- Task requirements
Tell how many lines in these records contain the string "очищает", with only the number as the reply.
-- Begin --
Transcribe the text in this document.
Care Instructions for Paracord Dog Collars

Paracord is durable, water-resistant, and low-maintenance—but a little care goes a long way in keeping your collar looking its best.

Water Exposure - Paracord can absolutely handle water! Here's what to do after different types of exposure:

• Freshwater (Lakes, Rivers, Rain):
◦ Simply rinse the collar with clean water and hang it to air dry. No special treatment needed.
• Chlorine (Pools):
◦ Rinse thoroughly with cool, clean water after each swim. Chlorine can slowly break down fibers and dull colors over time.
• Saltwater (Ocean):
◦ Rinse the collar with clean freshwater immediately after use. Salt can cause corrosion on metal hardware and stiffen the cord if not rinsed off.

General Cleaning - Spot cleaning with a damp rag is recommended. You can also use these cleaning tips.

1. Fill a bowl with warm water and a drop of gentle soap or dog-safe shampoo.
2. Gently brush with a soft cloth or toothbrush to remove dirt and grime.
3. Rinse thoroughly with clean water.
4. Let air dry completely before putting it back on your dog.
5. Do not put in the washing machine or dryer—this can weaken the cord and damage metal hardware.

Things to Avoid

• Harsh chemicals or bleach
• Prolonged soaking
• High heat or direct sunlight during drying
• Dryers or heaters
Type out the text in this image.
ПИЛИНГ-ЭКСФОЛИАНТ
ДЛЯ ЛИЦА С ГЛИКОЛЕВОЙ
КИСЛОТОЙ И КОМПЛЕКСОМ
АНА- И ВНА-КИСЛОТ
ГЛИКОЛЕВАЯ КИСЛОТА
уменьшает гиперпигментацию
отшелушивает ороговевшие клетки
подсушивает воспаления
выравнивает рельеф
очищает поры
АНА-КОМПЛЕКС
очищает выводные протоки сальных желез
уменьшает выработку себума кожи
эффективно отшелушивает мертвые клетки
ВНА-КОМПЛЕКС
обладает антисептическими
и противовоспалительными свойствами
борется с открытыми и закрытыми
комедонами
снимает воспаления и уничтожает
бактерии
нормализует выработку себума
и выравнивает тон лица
-- End --
- Answer to the task
2